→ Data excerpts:
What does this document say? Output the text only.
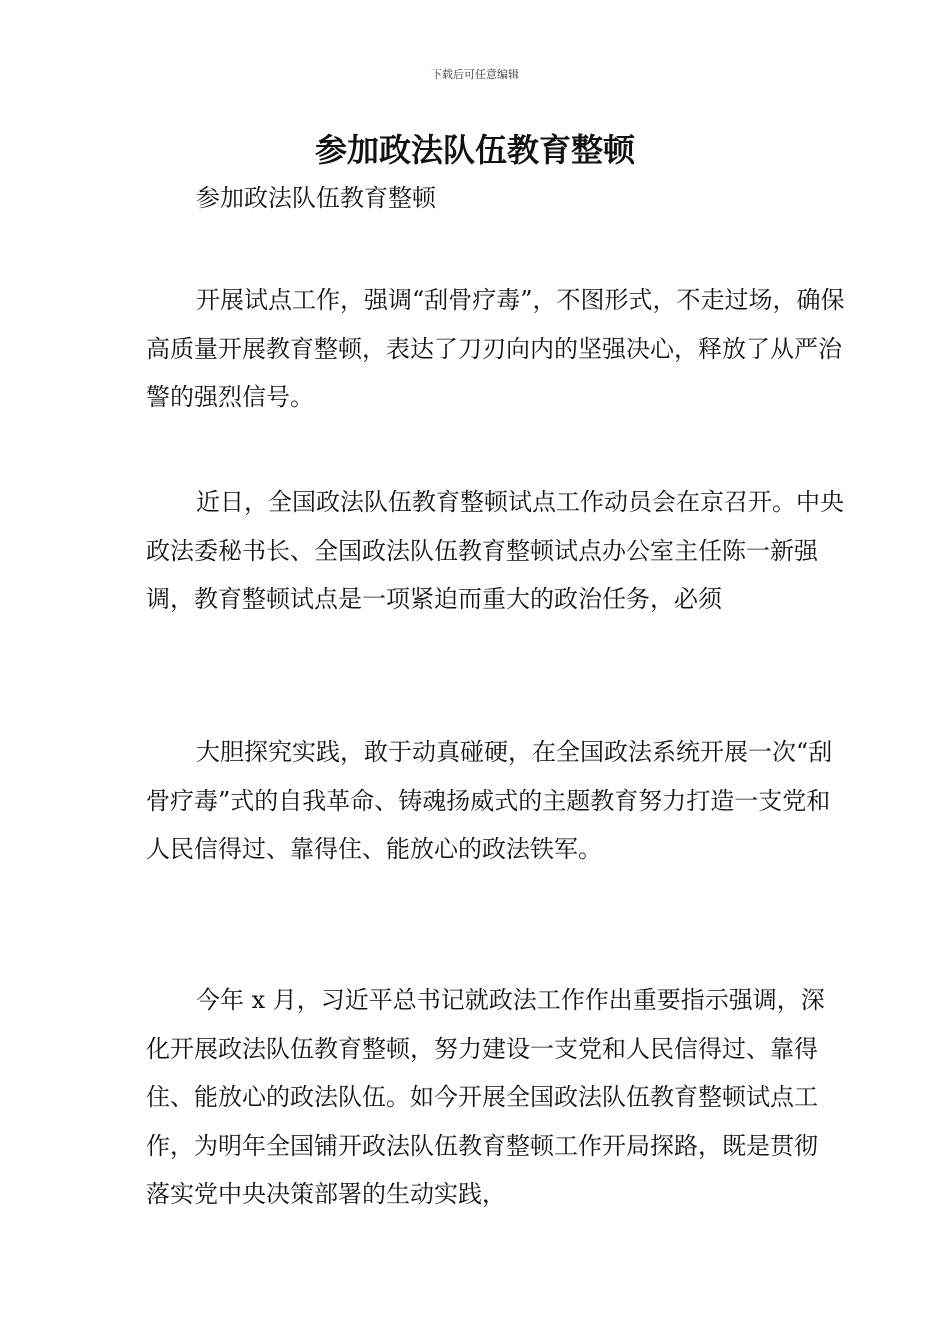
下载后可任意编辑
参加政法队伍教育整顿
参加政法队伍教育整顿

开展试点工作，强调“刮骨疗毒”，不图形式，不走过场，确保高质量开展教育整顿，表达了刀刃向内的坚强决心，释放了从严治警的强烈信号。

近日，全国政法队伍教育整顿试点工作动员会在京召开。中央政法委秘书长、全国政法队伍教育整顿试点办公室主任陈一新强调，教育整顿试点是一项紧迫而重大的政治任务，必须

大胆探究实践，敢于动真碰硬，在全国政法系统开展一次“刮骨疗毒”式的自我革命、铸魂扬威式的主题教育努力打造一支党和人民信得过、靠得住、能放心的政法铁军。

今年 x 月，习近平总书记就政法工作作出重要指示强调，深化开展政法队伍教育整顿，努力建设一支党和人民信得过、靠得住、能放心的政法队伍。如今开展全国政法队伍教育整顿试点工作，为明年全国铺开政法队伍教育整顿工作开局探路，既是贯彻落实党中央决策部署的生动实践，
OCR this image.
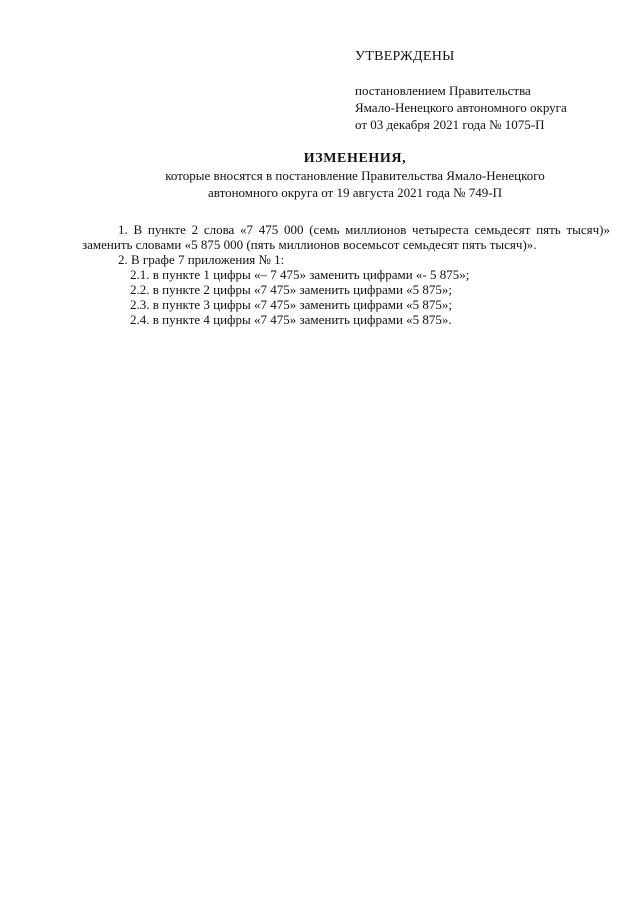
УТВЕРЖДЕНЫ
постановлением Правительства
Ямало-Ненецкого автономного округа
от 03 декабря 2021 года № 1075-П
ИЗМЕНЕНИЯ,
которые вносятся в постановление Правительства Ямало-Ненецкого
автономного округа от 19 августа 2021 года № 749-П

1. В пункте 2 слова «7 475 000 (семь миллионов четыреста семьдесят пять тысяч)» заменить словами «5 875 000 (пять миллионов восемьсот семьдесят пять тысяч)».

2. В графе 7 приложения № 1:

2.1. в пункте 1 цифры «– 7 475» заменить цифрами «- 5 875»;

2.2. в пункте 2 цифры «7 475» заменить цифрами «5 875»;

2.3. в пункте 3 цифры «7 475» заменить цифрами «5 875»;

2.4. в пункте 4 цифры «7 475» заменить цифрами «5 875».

→ To be done: Filter for "this". Return all lines that hold it.

→ Final result:
What does this document say? Output the text only.
OCR this image.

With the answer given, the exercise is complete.